(DO THIS): From the listing below, copy every line with the word "Cocher".

(LISTED RECORDS):
------------------------
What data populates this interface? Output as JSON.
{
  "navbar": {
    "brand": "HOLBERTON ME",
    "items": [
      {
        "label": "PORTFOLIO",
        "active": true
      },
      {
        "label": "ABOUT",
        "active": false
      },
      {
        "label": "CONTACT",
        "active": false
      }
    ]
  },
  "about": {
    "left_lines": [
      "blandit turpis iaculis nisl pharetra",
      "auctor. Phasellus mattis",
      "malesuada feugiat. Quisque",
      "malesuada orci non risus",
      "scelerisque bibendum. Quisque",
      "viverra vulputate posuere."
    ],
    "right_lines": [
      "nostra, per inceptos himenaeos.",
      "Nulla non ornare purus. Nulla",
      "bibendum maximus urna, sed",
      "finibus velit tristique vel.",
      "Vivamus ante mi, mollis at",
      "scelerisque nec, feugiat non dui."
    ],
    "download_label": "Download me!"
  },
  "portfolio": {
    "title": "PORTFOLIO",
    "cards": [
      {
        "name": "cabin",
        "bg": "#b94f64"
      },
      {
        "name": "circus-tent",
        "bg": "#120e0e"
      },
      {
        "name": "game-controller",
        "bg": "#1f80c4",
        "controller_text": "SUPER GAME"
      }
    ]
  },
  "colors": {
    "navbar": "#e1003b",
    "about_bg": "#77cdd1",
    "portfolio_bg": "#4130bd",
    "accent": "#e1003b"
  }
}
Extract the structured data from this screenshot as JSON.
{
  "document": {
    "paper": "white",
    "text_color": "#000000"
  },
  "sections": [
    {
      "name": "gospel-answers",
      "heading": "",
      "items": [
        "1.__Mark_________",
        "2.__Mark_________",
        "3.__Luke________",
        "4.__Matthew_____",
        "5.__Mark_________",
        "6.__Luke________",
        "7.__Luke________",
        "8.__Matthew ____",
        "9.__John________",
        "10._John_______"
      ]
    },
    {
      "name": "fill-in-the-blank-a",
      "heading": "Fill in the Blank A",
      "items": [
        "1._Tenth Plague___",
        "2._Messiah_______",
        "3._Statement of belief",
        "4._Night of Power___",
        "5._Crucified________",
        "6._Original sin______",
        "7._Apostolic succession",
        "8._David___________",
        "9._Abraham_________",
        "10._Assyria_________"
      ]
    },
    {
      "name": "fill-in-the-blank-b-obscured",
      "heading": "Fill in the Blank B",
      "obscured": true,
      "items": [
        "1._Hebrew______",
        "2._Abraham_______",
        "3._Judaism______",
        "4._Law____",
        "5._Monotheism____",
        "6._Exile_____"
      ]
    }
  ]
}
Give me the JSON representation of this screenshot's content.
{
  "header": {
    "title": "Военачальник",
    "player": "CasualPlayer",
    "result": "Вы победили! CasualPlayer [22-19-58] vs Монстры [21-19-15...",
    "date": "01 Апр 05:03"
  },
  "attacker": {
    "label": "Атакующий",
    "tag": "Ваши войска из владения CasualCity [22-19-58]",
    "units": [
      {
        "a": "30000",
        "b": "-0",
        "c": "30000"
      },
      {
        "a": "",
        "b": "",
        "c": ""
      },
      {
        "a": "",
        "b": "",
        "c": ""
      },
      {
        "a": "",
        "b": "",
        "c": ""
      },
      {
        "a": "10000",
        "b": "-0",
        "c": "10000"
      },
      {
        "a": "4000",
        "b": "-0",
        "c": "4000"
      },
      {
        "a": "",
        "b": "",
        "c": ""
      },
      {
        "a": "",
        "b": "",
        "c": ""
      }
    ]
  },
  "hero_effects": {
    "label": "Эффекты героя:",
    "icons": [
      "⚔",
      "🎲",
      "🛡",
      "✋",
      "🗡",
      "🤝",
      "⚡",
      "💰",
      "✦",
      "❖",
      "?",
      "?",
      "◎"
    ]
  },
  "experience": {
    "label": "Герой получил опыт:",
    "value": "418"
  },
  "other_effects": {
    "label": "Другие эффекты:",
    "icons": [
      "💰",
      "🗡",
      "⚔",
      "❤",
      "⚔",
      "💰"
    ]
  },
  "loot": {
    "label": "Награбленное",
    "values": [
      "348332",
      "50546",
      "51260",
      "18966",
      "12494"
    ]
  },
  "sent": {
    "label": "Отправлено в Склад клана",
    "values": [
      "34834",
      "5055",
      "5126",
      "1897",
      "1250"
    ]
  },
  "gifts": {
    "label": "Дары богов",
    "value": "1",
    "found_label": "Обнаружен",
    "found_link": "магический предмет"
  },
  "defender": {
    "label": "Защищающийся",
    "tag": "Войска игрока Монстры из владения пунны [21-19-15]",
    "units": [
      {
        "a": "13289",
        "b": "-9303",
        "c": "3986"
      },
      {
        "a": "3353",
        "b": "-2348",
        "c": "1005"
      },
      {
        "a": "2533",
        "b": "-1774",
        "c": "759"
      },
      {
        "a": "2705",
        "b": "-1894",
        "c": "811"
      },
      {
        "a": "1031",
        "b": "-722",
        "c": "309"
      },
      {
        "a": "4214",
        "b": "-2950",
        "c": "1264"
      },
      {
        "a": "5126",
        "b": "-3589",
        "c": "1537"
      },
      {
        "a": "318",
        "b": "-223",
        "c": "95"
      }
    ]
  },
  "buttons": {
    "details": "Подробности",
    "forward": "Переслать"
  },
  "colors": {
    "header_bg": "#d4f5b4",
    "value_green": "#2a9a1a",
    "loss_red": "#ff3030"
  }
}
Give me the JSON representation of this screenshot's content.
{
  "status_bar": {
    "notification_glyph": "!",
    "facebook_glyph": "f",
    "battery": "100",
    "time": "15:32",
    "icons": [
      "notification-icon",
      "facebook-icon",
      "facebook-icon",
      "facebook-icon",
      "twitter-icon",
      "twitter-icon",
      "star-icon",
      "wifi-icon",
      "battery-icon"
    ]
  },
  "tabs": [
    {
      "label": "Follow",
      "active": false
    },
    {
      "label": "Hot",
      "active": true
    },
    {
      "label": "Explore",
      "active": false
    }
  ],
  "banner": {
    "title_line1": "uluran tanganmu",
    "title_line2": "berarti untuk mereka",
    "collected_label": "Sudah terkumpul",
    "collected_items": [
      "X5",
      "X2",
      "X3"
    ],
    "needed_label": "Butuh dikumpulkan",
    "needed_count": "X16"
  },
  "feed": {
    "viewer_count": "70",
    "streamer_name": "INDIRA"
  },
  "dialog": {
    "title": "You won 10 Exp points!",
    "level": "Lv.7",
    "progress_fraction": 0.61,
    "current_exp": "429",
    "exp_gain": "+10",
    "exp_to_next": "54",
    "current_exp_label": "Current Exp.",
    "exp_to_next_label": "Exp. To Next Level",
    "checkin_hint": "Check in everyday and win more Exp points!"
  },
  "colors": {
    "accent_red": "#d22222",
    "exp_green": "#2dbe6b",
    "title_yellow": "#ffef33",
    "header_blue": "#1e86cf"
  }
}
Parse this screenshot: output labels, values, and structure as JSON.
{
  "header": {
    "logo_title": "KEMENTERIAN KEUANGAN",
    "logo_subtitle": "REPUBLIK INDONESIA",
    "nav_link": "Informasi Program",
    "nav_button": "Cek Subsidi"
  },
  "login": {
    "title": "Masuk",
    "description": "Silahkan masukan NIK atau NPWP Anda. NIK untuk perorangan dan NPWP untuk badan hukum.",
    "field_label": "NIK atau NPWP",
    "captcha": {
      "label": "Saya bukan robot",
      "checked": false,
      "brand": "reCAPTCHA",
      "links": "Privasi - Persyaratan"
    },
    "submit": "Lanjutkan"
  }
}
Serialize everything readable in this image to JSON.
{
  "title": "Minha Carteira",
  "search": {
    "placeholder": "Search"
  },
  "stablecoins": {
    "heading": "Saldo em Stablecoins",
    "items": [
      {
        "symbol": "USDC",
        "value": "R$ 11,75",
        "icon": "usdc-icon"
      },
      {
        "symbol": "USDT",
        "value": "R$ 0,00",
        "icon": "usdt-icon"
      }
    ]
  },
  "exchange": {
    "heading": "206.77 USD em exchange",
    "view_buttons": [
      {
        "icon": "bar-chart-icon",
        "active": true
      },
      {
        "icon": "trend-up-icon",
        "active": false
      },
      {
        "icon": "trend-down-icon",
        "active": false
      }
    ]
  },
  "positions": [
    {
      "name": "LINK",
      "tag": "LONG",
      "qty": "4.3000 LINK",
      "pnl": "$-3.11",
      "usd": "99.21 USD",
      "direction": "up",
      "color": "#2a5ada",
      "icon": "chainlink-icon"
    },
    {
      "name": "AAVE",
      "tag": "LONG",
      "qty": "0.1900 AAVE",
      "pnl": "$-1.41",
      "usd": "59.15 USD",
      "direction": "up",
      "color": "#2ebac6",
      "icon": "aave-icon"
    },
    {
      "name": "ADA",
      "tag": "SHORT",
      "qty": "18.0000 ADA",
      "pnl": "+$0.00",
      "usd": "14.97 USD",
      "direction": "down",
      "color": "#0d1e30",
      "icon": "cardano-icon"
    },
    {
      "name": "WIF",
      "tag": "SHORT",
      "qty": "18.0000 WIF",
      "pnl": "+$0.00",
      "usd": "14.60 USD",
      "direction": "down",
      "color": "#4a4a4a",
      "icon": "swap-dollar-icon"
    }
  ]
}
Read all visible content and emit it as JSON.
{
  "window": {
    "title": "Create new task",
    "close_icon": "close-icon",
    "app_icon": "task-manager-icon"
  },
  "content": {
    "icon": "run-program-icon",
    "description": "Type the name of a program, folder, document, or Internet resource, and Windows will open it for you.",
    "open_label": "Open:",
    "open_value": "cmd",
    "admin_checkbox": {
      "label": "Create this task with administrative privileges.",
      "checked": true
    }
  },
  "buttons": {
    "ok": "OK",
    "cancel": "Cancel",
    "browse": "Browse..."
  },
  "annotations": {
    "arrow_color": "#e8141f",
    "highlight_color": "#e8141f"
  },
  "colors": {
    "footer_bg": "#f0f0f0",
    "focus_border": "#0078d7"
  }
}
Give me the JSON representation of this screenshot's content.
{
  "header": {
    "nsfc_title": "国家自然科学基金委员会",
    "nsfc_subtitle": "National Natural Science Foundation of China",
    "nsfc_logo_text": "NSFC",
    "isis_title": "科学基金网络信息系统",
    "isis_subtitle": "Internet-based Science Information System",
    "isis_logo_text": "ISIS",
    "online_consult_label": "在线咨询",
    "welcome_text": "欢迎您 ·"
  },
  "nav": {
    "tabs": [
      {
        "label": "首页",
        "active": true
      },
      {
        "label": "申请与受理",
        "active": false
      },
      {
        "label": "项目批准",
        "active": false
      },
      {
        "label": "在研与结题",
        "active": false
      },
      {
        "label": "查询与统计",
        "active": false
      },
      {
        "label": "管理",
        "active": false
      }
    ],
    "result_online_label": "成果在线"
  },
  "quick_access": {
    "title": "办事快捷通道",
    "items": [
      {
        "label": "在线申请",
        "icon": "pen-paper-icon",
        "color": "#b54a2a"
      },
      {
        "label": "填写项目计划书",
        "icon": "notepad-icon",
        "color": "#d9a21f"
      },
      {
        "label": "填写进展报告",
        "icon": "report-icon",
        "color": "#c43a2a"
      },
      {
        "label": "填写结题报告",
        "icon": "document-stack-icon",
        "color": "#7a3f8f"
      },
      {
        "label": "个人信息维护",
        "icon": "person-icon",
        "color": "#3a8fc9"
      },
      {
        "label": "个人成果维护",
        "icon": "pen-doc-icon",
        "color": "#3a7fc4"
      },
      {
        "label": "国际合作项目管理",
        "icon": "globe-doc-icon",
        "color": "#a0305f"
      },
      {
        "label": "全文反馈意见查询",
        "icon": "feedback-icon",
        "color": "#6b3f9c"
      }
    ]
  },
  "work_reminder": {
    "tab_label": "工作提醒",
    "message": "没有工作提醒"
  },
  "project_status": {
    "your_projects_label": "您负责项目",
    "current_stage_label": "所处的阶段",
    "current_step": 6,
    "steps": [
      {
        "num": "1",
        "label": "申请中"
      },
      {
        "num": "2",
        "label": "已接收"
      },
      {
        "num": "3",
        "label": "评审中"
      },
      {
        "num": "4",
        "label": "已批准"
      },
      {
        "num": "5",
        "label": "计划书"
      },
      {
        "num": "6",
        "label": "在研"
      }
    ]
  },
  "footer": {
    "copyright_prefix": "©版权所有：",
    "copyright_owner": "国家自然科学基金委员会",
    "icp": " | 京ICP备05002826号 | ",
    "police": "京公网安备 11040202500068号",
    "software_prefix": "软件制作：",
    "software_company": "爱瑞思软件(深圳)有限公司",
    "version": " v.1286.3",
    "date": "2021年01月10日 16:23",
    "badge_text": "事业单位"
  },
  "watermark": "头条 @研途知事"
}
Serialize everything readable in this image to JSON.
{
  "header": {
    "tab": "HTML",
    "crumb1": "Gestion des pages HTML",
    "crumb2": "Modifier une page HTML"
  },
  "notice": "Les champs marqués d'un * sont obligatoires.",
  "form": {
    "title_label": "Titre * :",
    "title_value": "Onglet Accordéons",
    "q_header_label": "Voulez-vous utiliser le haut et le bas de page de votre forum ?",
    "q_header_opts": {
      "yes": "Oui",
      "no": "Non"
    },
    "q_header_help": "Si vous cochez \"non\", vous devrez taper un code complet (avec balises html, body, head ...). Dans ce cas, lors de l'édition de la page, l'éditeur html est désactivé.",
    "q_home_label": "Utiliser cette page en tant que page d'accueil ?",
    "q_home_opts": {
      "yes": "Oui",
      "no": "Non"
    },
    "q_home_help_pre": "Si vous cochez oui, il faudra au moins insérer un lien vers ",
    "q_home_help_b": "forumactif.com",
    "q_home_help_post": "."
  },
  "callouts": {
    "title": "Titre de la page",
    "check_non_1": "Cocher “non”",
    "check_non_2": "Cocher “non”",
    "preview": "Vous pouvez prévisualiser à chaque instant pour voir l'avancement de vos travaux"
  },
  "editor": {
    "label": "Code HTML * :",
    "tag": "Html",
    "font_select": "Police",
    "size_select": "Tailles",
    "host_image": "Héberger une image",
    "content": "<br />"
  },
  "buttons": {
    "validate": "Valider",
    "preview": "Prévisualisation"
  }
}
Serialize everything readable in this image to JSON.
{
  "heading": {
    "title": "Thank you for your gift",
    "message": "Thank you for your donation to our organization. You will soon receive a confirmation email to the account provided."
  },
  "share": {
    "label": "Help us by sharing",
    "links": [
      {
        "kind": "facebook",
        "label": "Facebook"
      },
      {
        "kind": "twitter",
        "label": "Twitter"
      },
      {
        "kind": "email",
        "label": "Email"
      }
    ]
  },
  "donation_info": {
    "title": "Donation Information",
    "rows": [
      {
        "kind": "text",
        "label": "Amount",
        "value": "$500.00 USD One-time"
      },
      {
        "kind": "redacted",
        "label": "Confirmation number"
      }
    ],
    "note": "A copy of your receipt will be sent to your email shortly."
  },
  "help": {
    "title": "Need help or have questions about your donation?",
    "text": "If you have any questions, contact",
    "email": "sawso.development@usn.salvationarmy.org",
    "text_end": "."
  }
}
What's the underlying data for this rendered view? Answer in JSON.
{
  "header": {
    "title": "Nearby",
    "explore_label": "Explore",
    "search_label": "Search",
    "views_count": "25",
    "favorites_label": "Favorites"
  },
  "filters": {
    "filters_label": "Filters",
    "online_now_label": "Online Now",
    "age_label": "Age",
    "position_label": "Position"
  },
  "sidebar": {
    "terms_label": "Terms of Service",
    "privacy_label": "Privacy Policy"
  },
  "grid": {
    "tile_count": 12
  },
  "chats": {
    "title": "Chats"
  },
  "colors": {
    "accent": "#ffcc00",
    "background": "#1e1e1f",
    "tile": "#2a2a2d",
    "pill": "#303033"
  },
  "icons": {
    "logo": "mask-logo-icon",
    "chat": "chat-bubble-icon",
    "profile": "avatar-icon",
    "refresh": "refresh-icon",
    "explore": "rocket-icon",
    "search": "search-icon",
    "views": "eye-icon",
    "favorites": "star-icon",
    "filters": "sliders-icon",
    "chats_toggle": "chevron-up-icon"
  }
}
------------------------
(CORRECT RESPONSE):
    "check_non_1": "Cocher “non”",
    "check_non_2": "Cocher “non”",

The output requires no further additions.